Consigne.
D’après le texte ci-dessous sur la correspondance douanière, en quelle année a paru l’ouvrage de Jean Clinquart dont il reprend des extraits ?
═════ Texte extrait ═════
Association pour l’Histoire de l’Administration des Douanes

La correspondance douanière : une longue histoire …

Mis en ligne le 1 septembre 2023

 

 

Sont repris c-dessous des extraits de l’ouvrage de Jean Clinquart  » L’administration des douanes en France sous la Restauration et la Monarchie de Juillet (1815-1848) paru aux Editions  AHAD en 1981, notamment du chapitre II intitulé « La correspondance  » du Titre IV consacré aux « Ecrits administratifs« .

 

L’équipe de rédaction

 


 

1. L’Ecrit, mode de communication essentiel.

 

En des temps où la difficulté des déplacements raréfiait les contacts directs entre responsables des divers niveaux hiérarchiques (même s’ils étaient astreints à tenir des « Conférences » périodiques), il était normal que le message écrit, seul mode de télécommunication connu revêtît une importance primordiale dans la vie de l’administration.
═════ Données fournies ═════
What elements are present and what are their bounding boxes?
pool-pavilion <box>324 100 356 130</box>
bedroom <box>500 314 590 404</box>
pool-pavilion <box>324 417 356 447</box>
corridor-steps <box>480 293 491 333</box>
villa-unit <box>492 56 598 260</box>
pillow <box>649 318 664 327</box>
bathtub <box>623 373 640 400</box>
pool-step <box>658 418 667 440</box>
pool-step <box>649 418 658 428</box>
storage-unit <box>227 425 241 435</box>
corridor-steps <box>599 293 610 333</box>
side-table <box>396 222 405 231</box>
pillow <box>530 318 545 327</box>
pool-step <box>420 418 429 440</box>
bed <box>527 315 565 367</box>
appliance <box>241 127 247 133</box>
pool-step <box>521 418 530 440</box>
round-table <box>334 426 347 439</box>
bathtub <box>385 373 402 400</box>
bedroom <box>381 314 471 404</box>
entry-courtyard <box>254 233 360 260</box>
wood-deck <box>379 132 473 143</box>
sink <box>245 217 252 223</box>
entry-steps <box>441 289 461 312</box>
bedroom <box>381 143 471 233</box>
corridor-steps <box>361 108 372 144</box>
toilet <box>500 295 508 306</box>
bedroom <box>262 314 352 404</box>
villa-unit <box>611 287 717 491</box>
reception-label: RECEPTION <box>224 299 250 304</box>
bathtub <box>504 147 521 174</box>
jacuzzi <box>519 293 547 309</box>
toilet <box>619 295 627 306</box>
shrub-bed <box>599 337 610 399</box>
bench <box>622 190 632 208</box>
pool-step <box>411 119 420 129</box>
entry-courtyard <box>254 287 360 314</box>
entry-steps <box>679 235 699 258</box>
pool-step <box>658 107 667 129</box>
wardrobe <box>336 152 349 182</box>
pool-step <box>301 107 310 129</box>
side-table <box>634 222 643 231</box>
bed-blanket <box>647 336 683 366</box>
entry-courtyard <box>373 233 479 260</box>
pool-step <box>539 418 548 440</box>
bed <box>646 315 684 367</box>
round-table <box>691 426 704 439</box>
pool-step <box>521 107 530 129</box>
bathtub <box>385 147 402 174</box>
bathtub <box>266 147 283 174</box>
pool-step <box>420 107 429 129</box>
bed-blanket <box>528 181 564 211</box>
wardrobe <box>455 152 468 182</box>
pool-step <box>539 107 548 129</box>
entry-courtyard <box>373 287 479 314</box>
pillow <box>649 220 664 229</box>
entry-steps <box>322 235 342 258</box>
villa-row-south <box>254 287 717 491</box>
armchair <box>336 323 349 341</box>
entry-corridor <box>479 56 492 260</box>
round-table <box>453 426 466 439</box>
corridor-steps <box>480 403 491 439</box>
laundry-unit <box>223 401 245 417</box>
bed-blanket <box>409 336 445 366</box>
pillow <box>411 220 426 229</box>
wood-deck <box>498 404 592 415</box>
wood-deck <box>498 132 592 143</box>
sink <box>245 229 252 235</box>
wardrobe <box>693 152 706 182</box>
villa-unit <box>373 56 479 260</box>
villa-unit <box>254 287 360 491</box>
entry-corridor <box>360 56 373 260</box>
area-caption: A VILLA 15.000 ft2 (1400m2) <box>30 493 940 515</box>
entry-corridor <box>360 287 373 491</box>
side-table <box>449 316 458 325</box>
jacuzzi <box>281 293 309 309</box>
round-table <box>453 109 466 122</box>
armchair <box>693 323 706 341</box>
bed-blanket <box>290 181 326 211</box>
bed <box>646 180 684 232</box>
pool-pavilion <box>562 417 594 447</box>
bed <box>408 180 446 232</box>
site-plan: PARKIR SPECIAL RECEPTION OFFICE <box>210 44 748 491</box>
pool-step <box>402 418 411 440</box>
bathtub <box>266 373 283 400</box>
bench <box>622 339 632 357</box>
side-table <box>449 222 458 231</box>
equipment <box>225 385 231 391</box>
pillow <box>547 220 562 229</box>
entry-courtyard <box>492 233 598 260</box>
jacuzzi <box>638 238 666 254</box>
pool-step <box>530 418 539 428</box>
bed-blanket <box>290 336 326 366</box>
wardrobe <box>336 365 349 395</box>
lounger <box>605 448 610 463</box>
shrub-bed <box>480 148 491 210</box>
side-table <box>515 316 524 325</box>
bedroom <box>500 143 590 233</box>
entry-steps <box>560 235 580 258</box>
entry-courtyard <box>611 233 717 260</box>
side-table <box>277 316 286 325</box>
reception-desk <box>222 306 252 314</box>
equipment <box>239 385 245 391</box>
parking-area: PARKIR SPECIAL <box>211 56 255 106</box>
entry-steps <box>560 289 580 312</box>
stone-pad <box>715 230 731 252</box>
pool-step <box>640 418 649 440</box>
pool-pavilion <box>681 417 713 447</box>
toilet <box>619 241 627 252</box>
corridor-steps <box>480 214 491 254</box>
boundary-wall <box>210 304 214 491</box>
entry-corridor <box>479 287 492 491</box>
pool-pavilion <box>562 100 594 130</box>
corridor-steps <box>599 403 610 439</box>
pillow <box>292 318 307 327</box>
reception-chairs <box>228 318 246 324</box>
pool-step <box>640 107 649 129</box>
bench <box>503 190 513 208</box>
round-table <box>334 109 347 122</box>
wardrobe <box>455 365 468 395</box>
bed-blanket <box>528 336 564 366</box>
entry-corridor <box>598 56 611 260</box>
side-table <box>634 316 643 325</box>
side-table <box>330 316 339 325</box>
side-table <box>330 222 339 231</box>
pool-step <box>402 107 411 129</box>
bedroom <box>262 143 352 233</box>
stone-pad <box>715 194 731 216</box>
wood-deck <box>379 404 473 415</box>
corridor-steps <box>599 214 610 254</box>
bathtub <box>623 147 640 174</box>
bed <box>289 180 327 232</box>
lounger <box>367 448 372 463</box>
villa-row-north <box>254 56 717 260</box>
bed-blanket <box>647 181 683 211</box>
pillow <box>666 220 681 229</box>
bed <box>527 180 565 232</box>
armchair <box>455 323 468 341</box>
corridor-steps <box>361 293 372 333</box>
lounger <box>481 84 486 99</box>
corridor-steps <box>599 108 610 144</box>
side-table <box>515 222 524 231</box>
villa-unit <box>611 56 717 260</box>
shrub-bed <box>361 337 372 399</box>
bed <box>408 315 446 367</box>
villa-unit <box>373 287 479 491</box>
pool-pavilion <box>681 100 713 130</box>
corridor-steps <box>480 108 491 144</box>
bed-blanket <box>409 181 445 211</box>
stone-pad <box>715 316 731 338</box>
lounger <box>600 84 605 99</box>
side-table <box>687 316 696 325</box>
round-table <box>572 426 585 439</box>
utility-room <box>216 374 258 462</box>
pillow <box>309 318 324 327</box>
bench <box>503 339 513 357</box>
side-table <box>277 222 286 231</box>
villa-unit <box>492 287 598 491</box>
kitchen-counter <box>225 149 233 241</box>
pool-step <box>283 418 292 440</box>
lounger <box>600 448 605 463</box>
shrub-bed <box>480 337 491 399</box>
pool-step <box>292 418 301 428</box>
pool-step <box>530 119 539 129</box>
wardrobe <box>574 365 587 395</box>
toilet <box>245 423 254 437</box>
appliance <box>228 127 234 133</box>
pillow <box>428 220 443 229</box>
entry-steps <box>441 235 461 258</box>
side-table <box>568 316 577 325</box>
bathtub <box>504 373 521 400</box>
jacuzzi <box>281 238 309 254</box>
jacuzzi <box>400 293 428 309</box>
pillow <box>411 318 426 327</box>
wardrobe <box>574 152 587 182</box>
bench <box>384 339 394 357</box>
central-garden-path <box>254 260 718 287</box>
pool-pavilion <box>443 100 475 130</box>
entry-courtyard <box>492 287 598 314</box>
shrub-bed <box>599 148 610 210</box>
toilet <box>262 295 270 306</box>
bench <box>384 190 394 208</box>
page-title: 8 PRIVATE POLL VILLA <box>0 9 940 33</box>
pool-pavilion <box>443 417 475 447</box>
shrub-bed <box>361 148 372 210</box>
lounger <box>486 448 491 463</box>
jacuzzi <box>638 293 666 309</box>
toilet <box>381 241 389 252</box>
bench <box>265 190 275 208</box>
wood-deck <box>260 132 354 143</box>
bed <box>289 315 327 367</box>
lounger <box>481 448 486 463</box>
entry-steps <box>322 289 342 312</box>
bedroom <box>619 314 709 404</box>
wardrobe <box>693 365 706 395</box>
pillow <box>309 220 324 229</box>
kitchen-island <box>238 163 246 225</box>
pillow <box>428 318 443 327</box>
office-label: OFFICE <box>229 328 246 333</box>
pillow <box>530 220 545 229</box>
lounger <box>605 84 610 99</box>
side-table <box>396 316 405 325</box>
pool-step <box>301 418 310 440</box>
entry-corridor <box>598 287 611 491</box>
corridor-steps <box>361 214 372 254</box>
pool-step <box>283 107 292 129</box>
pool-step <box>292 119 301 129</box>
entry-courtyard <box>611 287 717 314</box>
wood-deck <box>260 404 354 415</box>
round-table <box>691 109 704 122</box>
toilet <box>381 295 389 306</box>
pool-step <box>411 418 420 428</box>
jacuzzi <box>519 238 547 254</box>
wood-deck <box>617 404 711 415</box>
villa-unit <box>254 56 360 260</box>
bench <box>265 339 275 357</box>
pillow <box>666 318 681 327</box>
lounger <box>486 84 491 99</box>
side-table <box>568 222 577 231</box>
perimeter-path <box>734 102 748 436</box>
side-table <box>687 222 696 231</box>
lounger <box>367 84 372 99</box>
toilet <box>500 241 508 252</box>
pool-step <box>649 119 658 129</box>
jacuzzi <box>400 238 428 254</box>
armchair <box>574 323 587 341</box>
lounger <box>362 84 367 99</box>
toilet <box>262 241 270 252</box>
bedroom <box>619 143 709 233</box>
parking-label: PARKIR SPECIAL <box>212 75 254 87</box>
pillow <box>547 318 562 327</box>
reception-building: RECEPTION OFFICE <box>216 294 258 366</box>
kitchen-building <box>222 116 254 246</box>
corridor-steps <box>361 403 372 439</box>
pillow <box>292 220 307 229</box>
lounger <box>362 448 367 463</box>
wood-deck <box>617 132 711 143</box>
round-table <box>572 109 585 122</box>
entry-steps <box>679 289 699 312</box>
═════
Réponse.
L’ouvrage a paru en 1981 aux Éditions AHAD.